Exercise >>
Which lines contain the word "panel"? Return each of them as written.

Listing >>
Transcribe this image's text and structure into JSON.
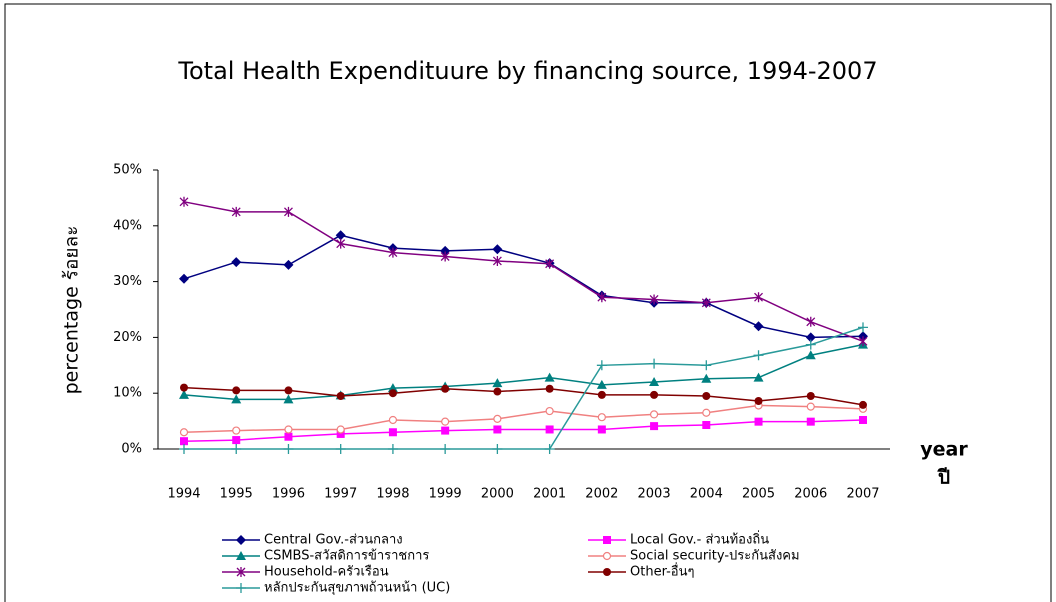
{
  "chart_data": {
    "type": "line",
    "title": "Total Health Expendituure by financing source, 1994-2007",
    "y_label": "percentage ร้อยละ",
    "x_label": "year",
    "x_label_thai": "ปี",
    "categories": [
      "1994",
      "1995",
      "1996",
      "1997",
      "1998",
      "1999",
      "2000",
      "2001",
      "2002",
      "2003",
      "2004",
      "2005",
      "2006",
      "2007"
    ],
    "ylim": [
      0,
      50
    ],
    "yticks": [
      {
        "value": 0,
        "label": "0%"
      },
      {
        "value": 10,
        "label": "10%"
      },
      {
        "value": 20,
        "label": "20%"
      },
      {
        "value": 30,
        "label": "30%"
      },
      {
        "value": 40,
        "label": "40%"
      },
      {
        "value": 50,
        "label": "50%"
      }
    ],
    "series": [
      {
        "name": "Central Gov.-ส่วนกลาง",
        "color": "#000080",
        "marker": "diamond",
        "values": [
          30.5,
          33.5,
          33,
          38.3,
          36,
          35.5,
          35.8,
          33.3,
          27.5,
          26.2,
          26.2,
          22,
          20,
          20.2
        ]
      },
      {
        "name": "Local Gov.- ส่วนท้องถิ่น",
        "color": "#ff00ff",
        "marker": "square",
        "values": [
          1.4,
          1.6,
          2.2,
          2.7,
          3,
          3.3,
          3.5,
          3.5,
          3.5,
          4.1,
          4.3,
          4.9,
          4.9,
          5.2
        ]
      },
      {
        "name": "CSMBS-สวัสดิการข้าราชการ",
        "color": "#008080",
        "marker": "triangle",
        "values": [
          9.7,
          8.9,
          8.9,
          9.6,
          10.9,
          11.2,
          11.8,
          12.8,
          11.5,
          12,
          12.6,
          12.8,
          16.8,
          18.7
        ]
      },
      {
        "name": "Social security-ประกันสังคม",
        "color": "#f08080",
        "marker": "open-circle",
        "values": [
          3,
          3.3,
          3.5,
          3.5,
          5.2,
          4.9,
          5.4,
          6.8,
          5.7,
          6.2,
          6.5,
          7.8,
          7.6,
          7.2
        ]
      },
      {
        "name": "Household-ครัวเรือน",
        "color": "#800080",
        "marker": "star",
        "values": [
          44.3,
          42.5,
          42.5,
          36.8,
          35.2,
          34.5,
          33.7,
          33.2,
          27.2,
          26.8,
          26.2,
          27.2,
          22.8,
          19.3
        ]
      },
      {
        "name": "Other-อื่นๆ",
        "color": "#800000",
        "marker": "circle",
        "values": [
          11,
          10.5,
          10.5,
          9.5,
          10,
          10.8,
          10.3,
          10.8,
          9.7,
          9.7,
          9.5,
          8.6,
          9.5,
          7.9
        ]
      },
      {
        "name": "หลักประกันสุขภาพถ้วนหน้า (UC)",
        "color": "#2a9a9a",
        "marker": "plus",
        "values": [
          0,
          0,
          0,
          0,
          0,
          0,
          0,
          0,
          15,
          15.3,
          15,
          16.8,
          18.7,
          21.8
        ]
      }
    ]
  }
}
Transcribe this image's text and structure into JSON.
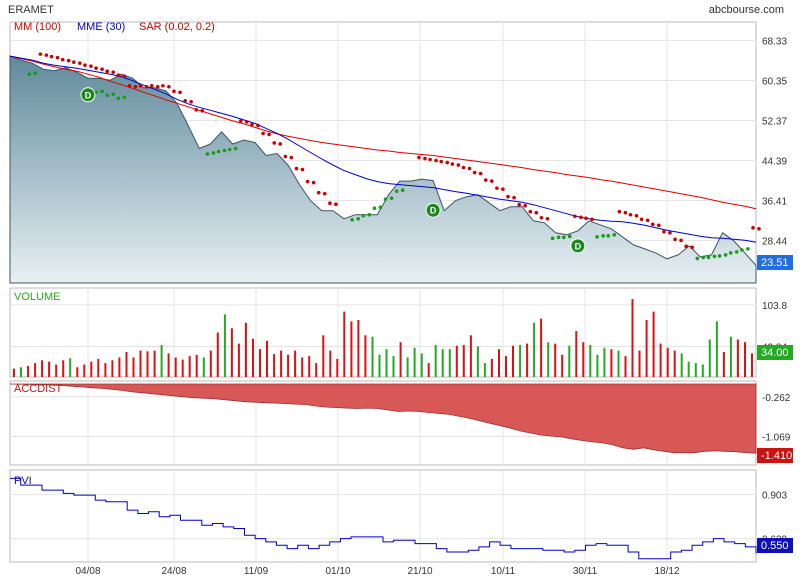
{
  "title": "ERAMET",
  "source": "abcbourse.com",
  "legend": [
    {
      "label": "MM (100)",
      "color": "#dd0000"
    },
    {
      "label": "MME (30)",
      "color": "#0000cc"
    },
    {
      "label": "SAR (0.02, 0.2)",
      "color": "#cc0000"
    }
  ],
  "x_ticks": [
    "04/08",
    "24/08",
    "11/09",
    "01/10",
    "21/10",
    "10/11",
    "30/11",
    "18/12"
  ],
  "colors": {
    "price_fill": "#7fa7b7",
    "sar_up": "#1a9a1a",
    "sar_down": "#cc0000",
    "volume_up": "#22aa22",
    "volume_down": "#dd1111",
    "accdist_fill": "#d85858",
    "pvi_line": "#0000cc",
    "last_price_badge": "#1f6fe0",
    "last_volume_badge": "#22aa22",
    "last_accdist_badge": "#cc1111",
    "last_pvi_badge": "#1010bb",
    "dividend_marker": "#1a8a1a"
  },
  "dividend_marker_label": "D",
  "chart_data": [
    {
      "type": "area",
      "panel": "price",
      "yticks": [
        68.33,
        60.35,
        52.37,
        44.39,
        36.41,
        28.44
      ],
      "ylim": [
        20.0,
        72.0
      ],
      "last_value": "23.51",
      "series": [
        {
          "name": "ERAMET",
          "values": [
            65.2,
            64.4,
            63.8,
            62.6,
            62.3,
            62.9,
            62.0,
            60.8,
            60.8,
            60.4,
            61.6,
            60.8,
            58.9,
            58.9,
            58.3,
            55.8,
            51.4,
            46.8,
            47.7,
            50.1,
            47.7,
            48.5,
            48.0,
            45.4,
            45.8,
            43.4,
            39.6,
            36.4,
            34.4,
            34.4,
            32.8,
            33.6,
            33.6,
            33.6,
            37.6,
            40.3,
            40.3,
            40.7,
            40.4,
            34.4,
            36.4,
            37.2,
            37.6,
            36.0,
            34.4,
            35.2,
            35.2,
            32.4,
            32.0,
            30.0,
            29.6,
            30.4,
            32.4,
            31.6,
            30.8,
            29.2,
            27.6,
            26.8,
            26.0,
            24.8,
            25.6,
            27.4,
            25.2,
            25.6,
            30.0,
            28.4,
            26.0,
            23.51
          ]
        },
        {
          "name": "MM (100)",
          "values": [
            65.2,
            64.7,
            64.2,
            63.6,
            63.1,
            62.6,
            62.2,
            61.6,
            61.0,
            60.2,
            59.5,
            58.8,
            58.0,
            57.3,
            56.5,
            55.8,
            55.1,
            54.4,
            53.7,
            53.0,
            52.3,
            51.7,
            51.0,
            50.3,
            49.7,
            49.2,
            48.8,
            48.4,
            48.0,
            47.7,
            47.4,
            47.1,
            46.8,
            46.5,
            46.3,
            46.0,
            45.8,
            45.6,
            45.4,
            45.1,
            44.8,
            44.5,
            44.2,
            43.9,
            43.6,
            43.3,
            43.0,
            42.6,
            42.3,
            42.0,
            41.6,
            41.3,
            41.0,
            40.6,
            40.3,
            39.9,
            39.5,
            39.1,
            38.7,
            38.3,
            37.9,
            37.5,
            37.1,
            36.6,
            36.1,
            35.7,
            35.3,
            34.8
          ]
        },
        {
          "name": "MME (30)",
          "values": [
            65.2,
            64.8,
            64.4,
            63.8,
            63.4,
            63.1,
            62.8,
            62.4,
            62.0,
            61.6,
            61.1,
            60.3,
            59.4,
            58.6,
            57.7,
            56.6,
            55.7,
            55.0,
            54.4,
            53.8,
            53.2,
            52.5,
            51.8,
            50.8,
            49.8,
            48.6,
            47.3,
            46.0,
            44.7,
            43.5,
            42.4,
            41.6,
            40.8,
            40.2,
            39.8,
            39.6,
            39.4,
            39.2,
            39.0,
            38.6,
            38.2,
            37.9,
            37.5,
            37.1,
            36.7,
            36.4,
            36.1,
            35.6,
            35.0,
            34.4,
            33.8,
            33.2,
            32.8,
            32.5,
            32.3,
            32.2,
            31.9,
            31.5,
            31.0,
            30.5,
            30.1,
            29.7,
            29.3,
            29.0,
            28.9,
            28.7,
            28.5,
            28.1
          ]
        }
      ],
      "sar": {
        "down": [
          [
            3,
            65.6
          ],
          [
            4,
            65.1
          ],
          [
            5,
            64.5
          ],
          [
            6,
            64.0
          ],
          [
            7,
            63.4
          ],
          [
            8,
            62.8
          ],
          [
            9,
            62.2
          ],
          [
            10,
            61.4
          ],
          [
            11,
            59.3
          ],
          [
            12,
            59.3
          ],
          [
            13,
            59.3
          ],
          [
            14,
            59.3
          ],
          [
            15,
            58.2
          ],
          [
            16,
            56.3
          ],
          [
            17,
            54.5
          ],
          [
            21,
            52.3
          ],
          [
            22,
            51.6
          ],
          [
            23,
            49.8
          ],
          [
            24,
            47.9
          ],
          [
            25,
            45.2
          ],
          [
            26,
            42.8
          ],
          [
            27,
            40.2
          ],
          [
            28,
            38.0
          ],
          [
            29,
            35.9
          ],
          [
            37,
            45.0
          ],
          [
            38,
            44.6
          ],
          [
            39,
            44.2
          ],
          [
            40,
            43.7
          ],
          [
            41,
            43.0
          ],
          [
            42,
            42.0
          ],
          [
            43,
            40.5
          ],
          [
            44,
            38.9
          ],
          [
            45,
            37.2
          ],
          [
            46,
            35.6
          ],
          [
            47,
            34.2
          ],
          [
            48,
            33.0
          ],
          [
            51,
            33.3
          ],
          [
            52,
            32.9
          ],
          [
            55,
            34.2
          ],
          [
            56,
            33.6
          ],
          [
            57,
            32.7
          ],
          [
            58,
            31.7
          ],
          [
            59,
            30.2
          ],
          [
            60,
            28.7
          ],
          [
            61,
            27.3
          ],
          [
            67,
            31.0
          ]
        ],
        "up": [
          [
            2,
            61.6
          ],
          [
            8,
            58.0
          ],
          [
            9,
            57.4
          ],
          [
            10,
            56.8
          ],
          [
            18,
            45.7
          ],
          [
            19,
            46.2
          ],
          [
            20,
            46.6
          ],
          [
            31,
            32.6
          ],
          [
            32,
            33.4
          ],
          [
            33,
            34.9
          ],
          [
            34,
            36.7
          ],
          [
            35,
            38.3
          ],
          [
            49,
            28.9
          ],
          [
            50,
            29.1
          ],
          [
            53,
            29.2
          ],
          [
            54,
            29.4
          ],
          [
            62,
            24.9
          ],
          [
            63,
            25.1
          ],
          [
            64,
            25.4
          ],
          [
            65,
            26.0
          ],
          [
            66,
            26.6
          ]
        ]
      },
      "dividend_markers": [
        {
          "x": 7,
          "y": 57.5
        },
        {
          "x": 38,
          "y": 34.5
        },
        {
          "x": 51,
          "y": 27.4
        }
      ]
    },
    {
      "type": "bar",
      "panel": "volume",
      "title": "VOLUME",
      "yticks": [
        103.8,
        43.84
      ],
      "ylim": [
        0,
        128
      ],
      "last_value": "34.00",
      "values": [
        12,
        14,
        16,
        20,
        24,
        22,
        18,
        24,
        27,
        14,
        18,
        22,
        26,
        20,
        24,
        28,
        36,
        28,
        38,
        37,
        38,
        46,
        34,
        28,
        25,
        30,
        32,
        28,
        38,
        64,
        90,
        70,
        48,
        78,
        55,
        40,
        52,
        33,
        38,
        32,
        38,
        28,
        30,
        20,
        60,
        38,
        26,
        94,
        80,
        82,
        60,
        58,
        32,
        40,
        30,
        50,
        28,
        42,
        34,
        20,
        46,
        40,
        40,
        45,
        46,
        60,
        44,
        20,
        26,
        40,
        30,
        45,
        46,
        48,
        78,
        84,
        50,
        48,
        32,
        45,
        66,
        50,
        46,
        32,
        42,
        40,
        38,
        30,
        112,
        38,
        82,
        94,
        48,
        42,
        38,
        34,
        22,
        20,
        18,
        54,
        80,
        36,
        58,
        54,
        50,
        34
      ],
      "up": [
        false,
        true,
        false,
        false,
        false,
        false,
        false,
        false,
        true,
        false,
        false,
        false,
        false,
        false,
        false,
        false,
        false,
        false,
        false,
        false,
        false,
        true,
        false,
        false,
        false,
        false,
        false,
        true,
        false,
        false,
        true,
        false,
        false,
        false,
        false,
        false,
        false,
        false,
        false,
        false,
        false,
        false,
        false,
        false,
        false,
        false,
        false,
        false,
        false,
        false,
        false,
        true,
        true,
        true,
        true,
        false,
        true,
        true,
        true,
        false,
        true,
        true,
        true,
        false,
        false,
        false,
        true,
        true,
        false,
        false,
        false,
        false,
        true,
        false,
        true,
        false,
        true,
        false,
        false,
        true,
        false,
        false,
        true,
        true,
        true,
        false,
        true,
        false,
        false,
        false,
        false,
        false,
        false,
        false,
        false,
        true,
        true,
        true,
        true,
        true,
        true,
        false,
        true,
        false,
        false,
        false
      ]
    },
    {
      "type": "area",
      "panel": "accdist",
      "title": "ACCDIST",
      "yticks": [
        -0.262,
        -1.069
      ],
      "ylim": [
        -1.65,
        0.0
      ],
      "last_value": "-1.410",
      "values": [
        0.0,
        -0.005,
        -0.01,
        -0.015,
        -0.02,
        -0.03,
        -0.045,
        -0.06,
        -0.075,
        -0.09,
        -0.11,
        -0.13,
        -0.16,
        -0.18,
        -0.2,
        -0.22,
        -0.24,
        -0.26,
        -0.28,
        -0.29,
        -0.3,
        -0.32,
        -0.34,
        -0.36,
        -0.37,
        -0.38,
        -0.39,
        -0.4,
        -0.41,
        -0.42,
        -0.45,
        -0.47,
        -0.48,
        -0.49,
        -0.5,
        -0.49,
        -0.5,
        -0.53,
        -0.56,
        -0.55,
        -0.56,
        -0.58,
        -0.6,
        -0.62,
        -0.66,
        -0.7,
        -0.75,
        -0.8,
        -0.85,
        -0.9,
        -0.96,
        -1.0,
        -1.04,
        -1.06,
        -1.08,
        -1.12,
        -1.15,
        -1.18,
        -1.2,
        -1.24,
        -1.3,
        -1.33,
        -1.3,
        -1.34,
        -1.37,
        -1.4,
        -1.4,
        -1.4,
        -1.37,
        -1.36,
        -1.37,
        -1.38,
        -1.4,
        -1.41
      ]
    },
    {
      "type": "line",
      "panel": "pvi",
      "title": "PVI",
      "yticks": [
        0.903,
        0.639
      ],
      "ylim": [
        0.5,
        1.05
      ],
      "last_value": "0.550",
      "values": [
        1.0,
        0.96,
        0.96,
        0.93,
        0.93,
        0.91,
        0.9,
        0.9,
        0.87,
        0.86,
        0.86,
        0.81,
        0.79,
        0.8,
        0.77,
        0.78,
        0.75,
        0.75,
        0.72,
        0.73,
        0.71,
        0.7,
        0.66,
        0.64,
        0.62,
        0.6,
        0.58,
        0.6,
        0.58,
        0.6,
        0.62,
        0.64,
        0.65,
        0.65,
        0.65,
        0.62,
        0.63,
        0.63,
        0.61,
        0.61,
        0.58,
        0.56,
        0.56,
        0.57,
        0.59,
        0.62,
        0.6,
        0.58,
        0.58,
        0.58,
        0.57,
        0.57,
        0.56,
        0.57,
        0.6,
        0.61,
        0.6,
        0.6,
        0.56,
        0.52,
        0.52,
        0.52,
        0.56,
        0.57,
        0.6,
        0.62,
        0.64,
        0.62,
        0.61,
        0.59,
        0.55
      ]
    }
  ]
}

Solution to the exercise >>
      "panel": "price",
      "panel": "volume",
      "panel": "accdist",
      "panel": "pvi",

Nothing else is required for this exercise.